-- START --

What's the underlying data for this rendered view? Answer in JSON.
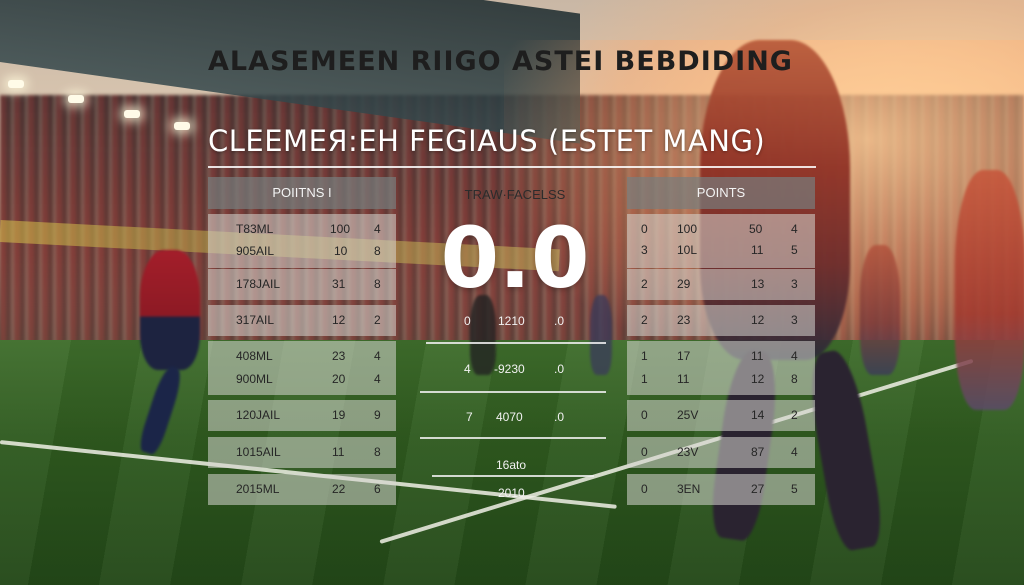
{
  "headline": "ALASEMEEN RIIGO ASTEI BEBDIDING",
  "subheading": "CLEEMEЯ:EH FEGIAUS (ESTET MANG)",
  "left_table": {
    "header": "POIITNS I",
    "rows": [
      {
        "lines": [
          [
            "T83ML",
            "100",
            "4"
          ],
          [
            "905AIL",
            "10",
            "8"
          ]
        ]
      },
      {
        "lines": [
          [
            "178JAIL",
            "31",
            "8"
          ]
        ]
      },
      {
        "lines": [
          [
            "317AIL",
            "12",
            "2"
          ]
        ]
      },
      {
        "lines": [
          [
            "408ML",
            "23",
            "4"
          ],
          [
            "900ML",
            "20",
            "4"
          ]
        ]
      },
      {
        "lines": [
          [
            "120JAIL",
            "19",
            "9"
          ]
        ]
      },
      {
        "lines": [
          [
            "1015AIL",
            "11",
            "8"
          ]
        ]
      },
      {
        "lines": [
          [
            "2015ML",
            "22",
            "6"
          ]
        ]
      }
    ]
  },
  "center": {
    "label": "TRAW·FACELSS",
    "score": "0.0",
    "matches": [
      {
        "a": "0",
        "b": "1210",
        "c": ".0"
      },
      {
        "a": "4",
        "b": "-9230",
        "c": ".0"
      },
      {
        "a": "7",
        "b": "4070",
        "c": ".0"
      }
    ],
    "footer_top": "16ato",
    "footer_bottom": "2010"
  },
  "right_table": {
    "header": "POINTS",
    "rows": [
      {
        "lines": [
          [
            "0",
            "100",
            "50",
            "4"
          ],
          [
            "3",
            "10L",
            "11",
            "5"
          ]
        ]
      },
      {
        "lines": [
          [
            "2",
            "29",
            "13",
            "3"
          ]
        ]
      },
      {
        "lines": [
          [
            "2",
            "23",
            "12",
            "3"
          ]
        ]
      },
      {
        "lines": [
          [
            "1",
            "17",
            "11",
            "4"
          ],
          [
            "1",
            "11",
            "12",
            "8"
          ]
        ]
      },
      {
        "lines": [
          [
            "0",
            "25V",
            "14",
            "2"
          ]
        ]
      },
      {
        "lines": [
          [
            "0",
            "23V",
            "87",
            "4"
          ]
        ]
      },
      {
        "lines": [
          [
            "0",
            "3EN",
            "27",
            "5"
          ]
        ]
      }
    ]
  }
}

-- END --
-- START --

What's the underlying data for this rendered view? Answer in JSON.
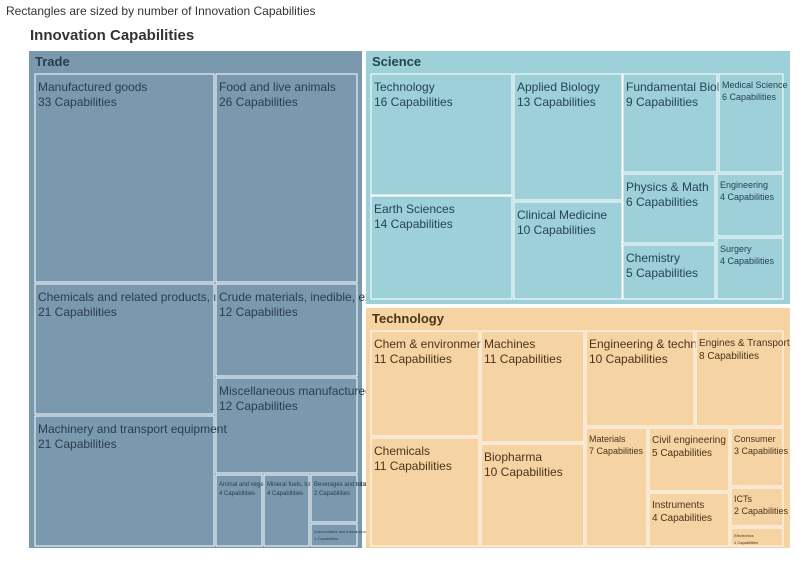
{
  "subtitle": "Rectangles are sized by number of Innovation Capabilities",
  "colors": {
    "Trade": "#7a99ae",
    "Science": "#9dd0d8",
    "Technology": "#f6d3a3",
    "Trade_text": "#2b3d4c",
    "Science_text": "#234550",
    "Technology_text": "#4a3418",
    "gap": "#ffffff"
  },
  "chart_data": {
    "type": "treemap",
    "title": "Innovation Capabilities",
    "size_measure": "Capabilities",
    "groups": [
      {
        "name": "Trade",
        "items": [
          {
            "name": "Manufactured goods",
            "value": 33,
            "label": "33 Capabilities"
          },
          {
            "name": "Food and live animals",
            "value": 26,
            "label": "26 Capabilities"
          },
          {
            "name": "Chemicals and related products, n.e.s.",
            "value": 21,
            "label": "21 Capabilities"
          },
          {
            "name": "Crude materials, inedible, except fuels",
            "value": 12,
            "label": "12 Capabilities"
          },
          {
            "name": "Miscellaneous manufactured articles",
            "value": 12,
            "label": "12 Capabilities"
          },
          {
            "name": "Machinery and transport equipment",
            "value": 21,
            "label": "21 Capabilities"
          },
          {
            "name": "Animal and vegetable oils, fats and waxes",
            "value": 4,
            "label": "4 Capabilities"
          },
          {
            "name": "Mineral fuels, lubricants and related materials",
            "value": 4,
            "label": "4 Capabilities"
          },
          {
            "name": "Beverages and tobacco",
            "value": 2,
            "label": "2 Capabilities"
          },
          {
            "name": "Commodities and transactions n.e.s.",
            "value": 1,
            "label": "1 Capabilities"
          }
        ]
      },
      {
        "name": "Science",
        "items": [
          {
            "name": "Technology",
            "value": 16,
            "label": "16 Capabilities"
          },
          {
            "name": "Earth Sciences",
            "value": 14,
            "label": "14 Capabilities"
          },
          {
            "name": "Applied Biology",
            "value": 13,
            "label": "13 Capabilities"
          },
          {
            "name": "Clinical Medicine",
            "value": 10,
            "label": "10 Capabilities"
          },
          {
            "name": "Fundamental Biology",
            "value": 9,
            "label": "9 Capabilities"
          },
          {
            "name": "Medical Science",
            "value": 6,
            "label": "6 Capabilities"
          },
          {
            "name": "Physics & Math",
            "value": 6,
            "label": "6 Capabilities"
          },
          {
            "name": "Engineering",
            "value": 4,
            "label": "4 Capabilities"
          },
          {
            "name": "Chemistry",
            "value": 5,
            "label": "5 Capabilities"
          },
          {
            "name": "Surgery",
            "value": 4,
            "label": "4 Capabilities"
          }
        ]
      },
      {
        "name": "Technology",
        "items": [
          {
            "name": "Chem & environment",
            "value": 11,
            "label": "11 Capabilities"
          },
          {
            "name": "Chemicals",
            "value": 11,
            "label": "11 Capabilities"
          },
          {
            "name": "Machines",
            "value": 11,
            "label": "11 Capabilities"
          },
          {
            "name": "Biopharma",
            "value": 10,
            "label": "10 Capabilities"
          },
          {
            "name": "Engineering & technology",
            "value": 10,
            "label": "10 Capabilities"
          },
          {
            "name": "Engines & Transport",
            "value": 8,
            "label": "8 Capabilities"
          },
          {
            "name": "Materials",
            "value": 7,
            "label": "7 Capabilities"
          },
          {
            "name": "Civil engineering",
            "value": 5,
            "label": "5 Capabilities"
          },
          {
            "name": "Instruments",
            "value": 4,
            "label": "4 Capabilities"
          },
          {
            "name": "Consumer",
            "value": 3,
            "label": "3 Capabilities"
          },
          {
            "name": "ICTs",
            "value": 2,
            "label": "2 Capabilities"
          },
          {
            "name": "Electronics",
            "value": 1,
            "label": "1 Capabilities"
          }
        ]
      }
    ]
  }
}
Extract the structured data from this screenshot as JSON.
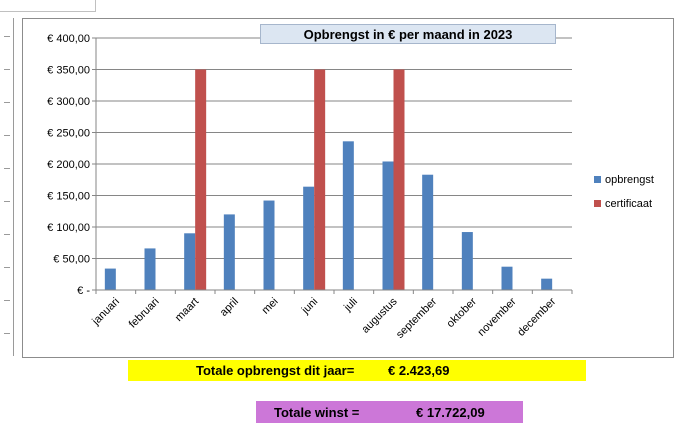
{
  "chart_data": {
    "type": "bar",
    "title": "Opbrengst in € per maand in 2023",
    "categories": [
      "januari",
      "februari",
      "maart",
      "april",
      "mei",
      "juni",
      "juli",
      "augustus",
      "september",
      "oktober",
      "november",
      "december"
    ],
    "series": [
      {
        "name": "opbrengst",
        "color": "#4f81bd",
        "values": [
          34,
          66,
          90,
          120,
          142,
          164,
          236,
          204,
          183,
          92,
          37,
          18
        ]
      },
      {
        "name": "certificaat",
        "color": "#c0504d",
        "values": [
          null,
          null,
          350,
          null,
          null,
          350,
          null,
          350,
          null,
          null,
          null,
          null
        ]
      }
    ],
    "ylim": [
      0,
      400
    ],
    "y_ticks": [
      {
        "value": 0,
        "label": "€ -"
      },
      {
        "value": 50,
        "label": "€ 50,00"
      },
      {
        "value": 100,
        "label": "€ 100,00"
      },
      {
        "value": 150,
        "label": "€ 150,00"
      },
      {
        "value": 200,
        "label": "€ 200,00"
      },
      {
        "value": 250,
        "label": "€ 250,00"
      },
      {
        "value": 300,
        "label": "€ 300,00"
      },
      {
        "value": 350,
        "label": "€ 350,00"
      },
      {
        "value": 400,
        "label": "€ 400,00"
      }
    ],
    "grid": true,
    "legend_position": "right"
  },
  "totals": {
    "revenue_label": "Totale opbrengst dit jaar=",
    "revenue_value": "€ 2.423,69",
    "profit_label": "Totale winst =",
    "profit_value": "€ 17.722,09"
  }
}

-- END --

### WRITTEN REQUEST
Report each line of the material above where the word "fuels" appears.

### OUTPUT BELOW
            "name": "Crude materials, inedible, except fuels",
            "name": "Mineral fuels, lubricants and related materials",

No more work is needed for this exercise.